* _Work to be completed_: Tally the lines below that contain "this". The number is the whole answer.

Extracted data entries:
════

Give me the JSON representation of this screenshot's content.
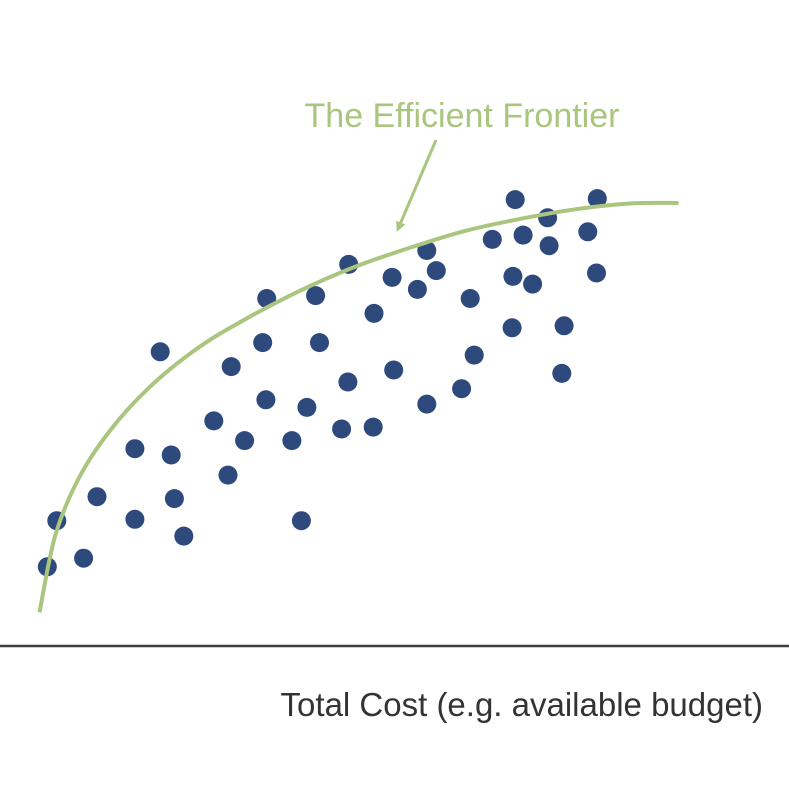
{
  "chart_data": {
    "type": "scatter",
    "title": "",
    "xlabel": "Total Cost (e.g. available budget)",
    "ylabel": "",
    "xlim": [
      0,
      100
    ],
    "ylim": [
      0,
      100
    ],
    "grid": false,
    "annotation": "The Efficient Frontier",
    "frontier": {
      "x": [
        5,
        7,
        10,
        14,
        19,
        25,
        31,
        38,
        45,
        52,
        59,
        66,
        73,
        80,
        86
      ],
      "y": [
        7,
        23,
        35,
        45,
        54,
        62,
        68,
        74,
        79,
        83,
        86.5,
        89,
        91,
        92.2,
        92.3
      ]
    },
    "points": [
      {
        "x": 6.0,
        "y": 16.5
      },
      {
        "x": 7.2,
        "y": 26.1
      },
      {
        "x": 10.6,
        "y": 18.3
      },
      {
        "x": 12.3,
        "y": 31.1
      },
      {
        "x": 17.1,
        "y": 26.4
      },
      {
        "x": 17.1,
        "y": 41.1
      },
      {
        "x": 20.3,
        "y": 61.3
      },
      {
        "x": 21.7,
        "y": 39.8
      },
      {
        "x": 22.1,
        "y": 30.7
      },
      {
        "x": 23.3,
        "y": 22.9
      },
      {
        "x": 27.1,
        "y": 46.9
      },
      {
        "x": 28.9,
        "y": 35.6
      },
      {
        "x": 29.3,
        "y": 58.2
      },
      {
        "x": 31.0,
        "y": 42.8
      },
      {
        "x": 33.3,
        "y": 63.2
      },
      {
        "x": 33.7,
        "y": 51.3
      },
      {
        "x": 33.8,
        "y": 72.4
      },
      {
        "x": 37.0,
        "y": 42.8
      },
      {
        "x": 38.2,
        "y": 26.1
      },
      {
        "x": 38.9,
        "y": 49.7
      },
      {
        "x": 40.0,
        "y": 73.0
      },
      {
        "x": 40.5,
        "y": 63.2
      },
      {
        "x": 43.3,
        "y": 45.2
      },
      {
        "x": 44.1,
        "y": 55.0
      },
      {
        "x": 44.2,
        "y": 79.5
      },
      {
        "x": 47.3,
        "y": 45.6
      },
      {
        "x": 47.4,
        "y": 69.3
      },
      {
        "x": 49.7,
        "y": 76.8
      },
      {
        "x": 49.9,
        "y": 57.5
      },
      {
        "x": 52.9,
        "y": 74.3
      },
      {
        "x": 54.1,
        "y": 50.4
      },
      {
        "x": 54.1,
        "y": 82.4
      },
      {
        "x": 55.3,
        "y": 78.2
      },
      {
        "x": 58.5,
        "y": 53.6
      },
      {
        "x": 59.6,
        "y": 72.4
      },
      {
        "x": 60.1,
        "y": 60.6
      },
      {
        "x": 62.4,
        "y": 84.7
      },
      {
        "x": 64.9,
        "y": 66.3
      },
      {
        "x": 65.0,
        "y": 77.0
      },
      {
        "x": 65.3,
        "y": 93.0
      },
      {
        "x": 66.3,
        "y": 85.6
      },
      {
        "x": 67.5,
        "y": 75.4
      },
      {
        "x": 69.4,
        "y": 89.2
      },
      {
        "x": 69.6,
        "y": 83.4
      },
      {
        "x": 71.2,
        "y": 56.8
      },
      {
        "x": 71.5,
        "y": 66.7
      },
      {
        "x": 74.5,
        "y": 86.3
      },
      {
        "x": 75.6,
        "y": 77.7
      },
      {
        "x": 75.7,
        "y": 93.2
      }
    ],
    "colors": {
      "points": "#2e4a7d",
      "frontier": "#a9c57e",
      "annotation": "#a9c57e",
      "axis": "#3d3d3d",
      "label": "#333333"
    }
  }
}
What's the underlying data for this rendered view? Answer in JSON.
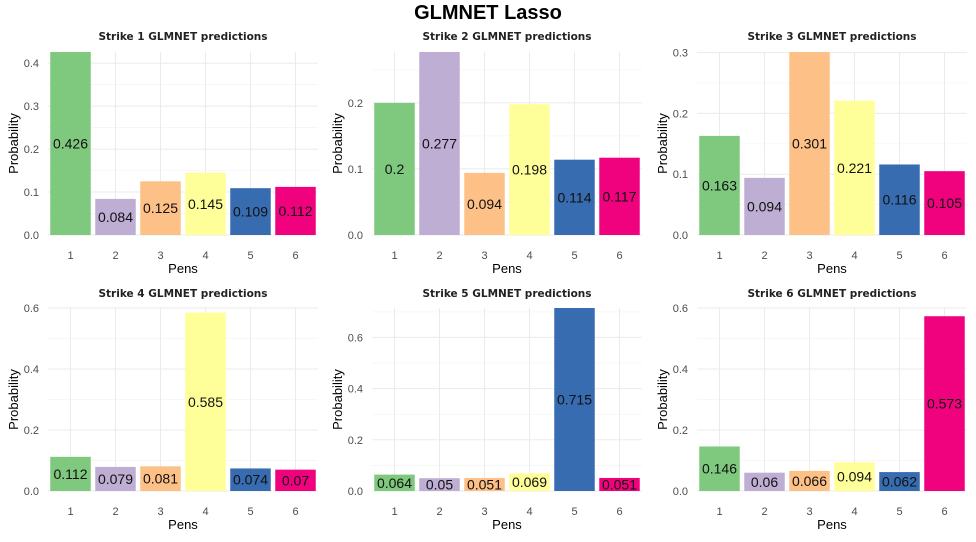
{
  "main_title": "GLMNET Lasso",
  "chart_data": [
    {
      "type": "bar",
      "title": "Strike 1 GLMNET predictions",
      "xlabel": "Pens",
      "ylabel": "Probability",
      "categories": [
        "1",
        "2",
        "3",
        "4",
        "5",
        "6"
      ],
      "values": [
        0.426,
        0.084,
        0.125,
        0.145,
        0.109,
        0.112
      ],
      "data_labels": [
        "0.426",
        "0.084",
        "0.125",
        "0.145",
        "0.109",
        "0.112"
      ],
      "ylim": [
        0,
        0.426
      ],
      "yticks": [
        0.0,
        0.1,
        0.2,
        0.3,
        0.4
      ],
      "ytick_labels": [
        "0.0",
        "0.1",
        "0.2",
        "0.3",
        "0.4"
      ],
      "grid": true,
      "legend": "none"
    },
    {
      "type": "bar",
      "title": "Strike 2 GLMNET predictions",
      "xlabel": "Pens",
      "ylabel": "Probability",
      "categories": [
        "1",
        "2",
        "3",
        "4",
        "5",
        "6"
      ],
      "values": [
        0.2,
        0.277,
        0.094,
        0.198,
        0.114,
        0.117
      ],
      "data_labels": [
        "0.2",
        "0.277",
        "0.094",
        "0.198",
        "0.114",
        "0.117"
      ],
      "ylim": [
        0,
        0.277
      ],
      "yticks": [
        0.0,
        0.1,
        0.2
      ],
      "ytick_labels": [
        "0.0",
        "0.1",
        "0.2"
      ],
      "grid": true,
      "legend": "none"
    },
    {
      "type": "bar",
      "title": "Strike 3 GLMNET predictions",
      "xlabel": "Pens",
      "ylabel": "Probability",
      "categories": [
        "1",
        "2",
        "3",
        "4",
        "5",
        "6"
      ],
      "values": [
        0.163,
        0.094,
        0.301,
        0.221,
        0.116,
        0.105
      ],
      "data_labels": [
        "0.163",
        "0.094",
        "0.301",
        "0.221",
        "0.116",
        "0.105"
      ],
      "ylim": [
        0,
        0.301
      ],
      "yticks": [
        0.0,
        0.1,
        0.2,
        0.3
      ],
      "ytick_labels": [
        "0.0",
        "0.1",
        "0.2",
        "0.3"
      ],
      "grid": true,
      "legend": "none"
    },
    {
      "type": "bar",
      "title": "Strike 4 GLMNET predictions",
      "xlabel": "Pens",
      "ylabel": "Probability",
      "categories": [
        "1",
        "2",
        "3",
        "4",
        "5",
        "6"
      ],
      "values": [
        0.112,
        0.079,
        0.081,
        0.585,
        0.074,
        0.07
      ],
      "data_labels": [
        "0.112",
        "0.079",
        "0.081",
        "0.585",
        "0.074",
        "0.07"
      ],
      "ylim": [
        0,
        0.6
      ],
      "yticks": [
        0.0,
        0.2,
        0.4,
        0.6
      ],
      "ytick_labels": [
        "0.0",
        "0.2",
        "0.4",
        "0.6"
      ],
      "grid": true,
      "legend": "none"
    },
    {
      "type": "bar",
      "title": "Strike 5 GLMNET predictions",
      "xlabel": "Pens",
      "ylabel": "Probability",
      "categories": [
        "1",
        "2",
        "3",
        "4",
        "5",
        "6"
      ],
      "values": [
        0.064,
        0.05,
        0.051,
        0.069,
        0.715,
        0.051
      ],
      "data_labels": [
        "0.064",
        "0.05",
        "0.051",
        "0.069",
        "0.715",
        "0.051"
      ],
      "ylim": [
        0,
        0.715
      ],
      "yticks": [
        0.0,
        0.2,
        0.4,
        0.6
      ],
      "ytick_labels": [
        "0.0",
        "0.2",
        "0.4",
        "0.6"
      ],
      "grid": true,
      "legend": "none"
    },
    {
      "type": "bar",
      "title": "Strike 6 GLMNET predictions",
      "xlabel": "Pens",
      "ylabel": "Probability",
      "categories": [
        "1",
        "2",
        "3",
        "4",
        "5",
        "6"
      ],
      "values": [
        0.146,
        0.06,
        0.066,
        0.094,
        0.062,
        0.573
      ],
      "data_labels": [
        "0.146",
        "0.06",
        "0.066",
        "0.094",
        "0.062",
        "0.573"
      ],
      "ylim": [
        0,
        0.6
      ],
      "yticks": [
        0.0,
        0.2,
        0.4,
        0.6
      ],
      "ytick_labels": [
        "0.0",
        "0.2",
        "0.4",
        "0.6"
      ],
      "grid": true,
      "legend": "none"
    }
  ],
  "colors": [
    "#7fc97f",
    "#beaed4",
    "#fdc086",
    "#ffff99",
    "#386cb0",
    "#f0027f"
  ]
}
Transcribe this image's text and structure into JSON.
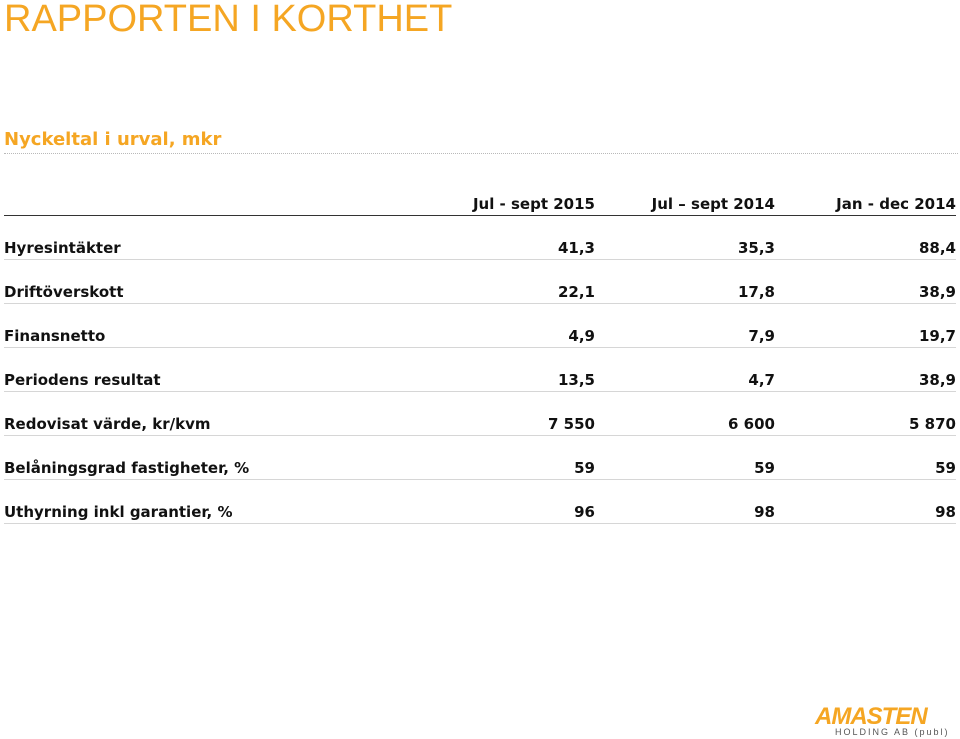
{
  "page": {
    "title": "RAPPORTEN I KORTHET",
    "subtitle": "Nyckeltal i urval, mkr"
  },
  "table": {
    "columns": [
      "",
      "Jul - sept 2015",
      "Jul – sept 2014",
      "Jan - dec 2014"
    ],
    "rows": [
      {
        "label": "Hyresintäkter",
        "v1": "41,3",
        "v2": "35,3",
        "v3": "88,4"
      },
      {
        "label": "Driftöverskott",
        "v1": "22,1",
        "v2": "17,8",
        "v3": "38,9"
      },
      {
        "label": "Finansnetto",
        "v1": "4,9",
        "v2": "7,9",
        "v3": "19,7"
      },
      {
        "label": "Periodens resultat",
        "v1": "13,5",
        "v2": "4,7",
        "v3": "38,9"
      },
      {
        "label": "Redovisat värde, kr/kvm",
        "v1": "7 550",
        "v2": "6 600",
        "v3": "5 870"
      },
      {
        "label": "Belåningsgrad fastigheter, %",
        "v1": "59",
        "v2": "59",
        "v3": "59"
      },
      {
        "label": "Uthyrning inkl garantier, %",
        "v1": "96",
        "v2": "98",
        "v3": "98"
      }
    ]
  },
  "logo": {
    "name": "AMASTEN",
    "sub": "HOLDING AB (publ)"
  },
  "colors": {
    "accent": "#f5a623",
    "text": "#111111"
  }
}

════

* _Final answer_: 3